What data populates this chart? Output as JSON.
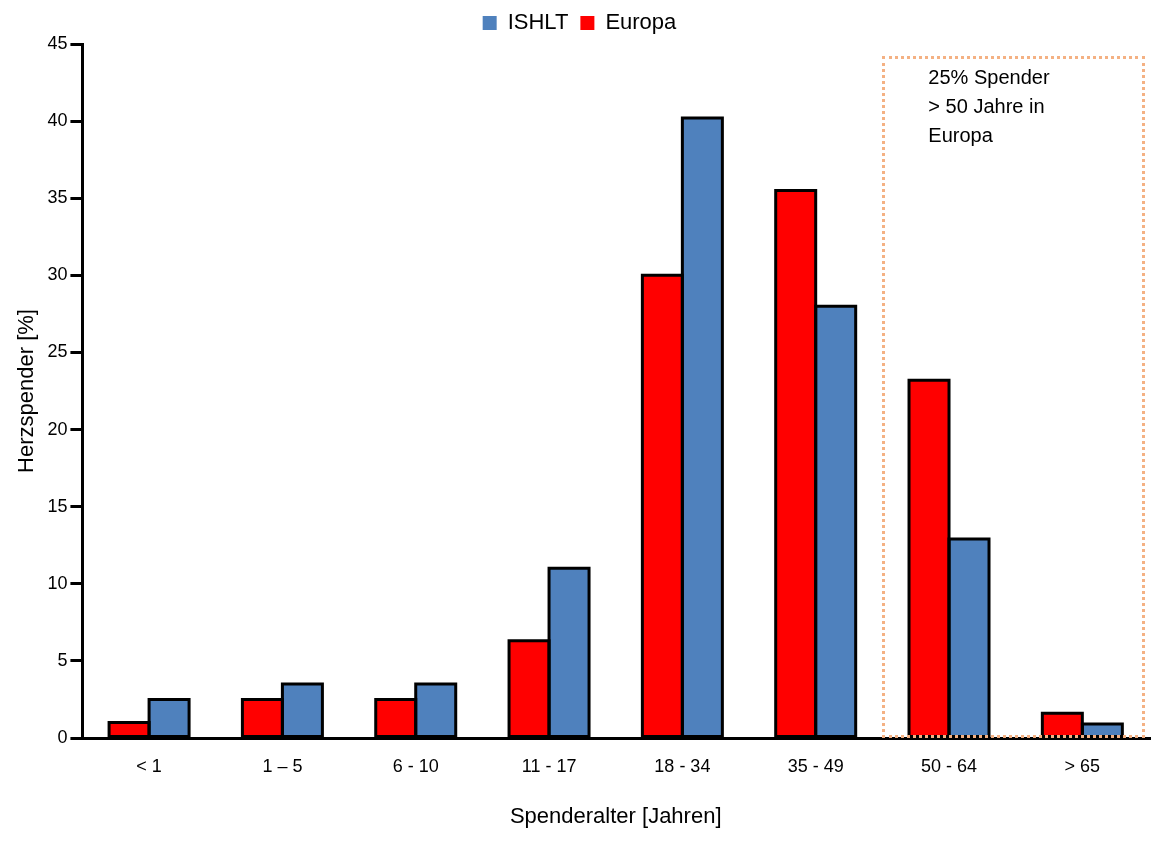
{
  "chart_data": {
    "type": "bar",
    "xlabel": "Spenderalter [Jahren]",
    "ylabel": "Herzspender [%]",
    "categories": [
      "< 1",
      "1 – 5",
      "6 - 10",
      "11 - 17",
      "18 - 34",
      "35 - 49",
      "50 - 64",
      "> 65"
    ],
    "series": [
      {
        "name": "Europa",
        "color": "#ff0000",
        "values": [
          1,
          2.5,
          2.5,
          6.3,
          30,
          35.5,
          23.2,
          1.6
        ]
      },
      {
        "name": "ISHLT",
        "color": "#4f81bd",
        "values": [
          2.5,
          3.5,
          3.5,
          11,
          40.2,
          28,
          12.9,
          0.9
        ]
      }
    ],
    "ylim": [
      0,
      45
    ],
    "yticks": [
      0,
      5,
      10,
      15,
      20,
      25,
      30,
      35,
      40,
      45
    ],
    "grid": false,
    "legend": "top",
    "annotations": [
      "25% Spender\n> 50 Jahre in\nEuropa"
    ]
  }
}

• [Exercise task]:
Quote the listing above in full, except for the pictures.

• [Written answer]:
What data populates this chart? Output as JSON.
{
  "chart_data": {
    "type": "bar",
    "xlabel": "Spenderalter [Jahren]",
    "ylabel": "Herzspender [%]",
    "categories": [
      "< 1",
      "1 – 5",
      "6 - 10",
      "11 - 17",
      "18 - 34",
      "35 - 49",
      "50 - 64",
      "> 65"
    ],
    "series": [
      {
        "name": "Europa",
        "color": "#ff0000",
        "values": [
          1,
          2.5,
          2.5,
          6.3,
          30,
          35.5,
          23.2,
          1.6
        ]
      },
      {
        "name": "ISHLT",
        "color": "#4f81bd",
        "values": [
          2.5,
          3.5,
          3.5,
          11,
          40.2,
          28,
          12.9,
          0.9
        ]
      }
    ],
    "ylim": [
      0,
      45
    ],
    "yticks": [
      0,
      5,
      10,
      15,
      20,
      25,
      30,
      35,
      40,
      45
    ],
    "grid": false,
    "legend": "top",
    "annotations": [
      "25% Spender\n> 50 Jahre in\nEuropa"
    ]
  }
}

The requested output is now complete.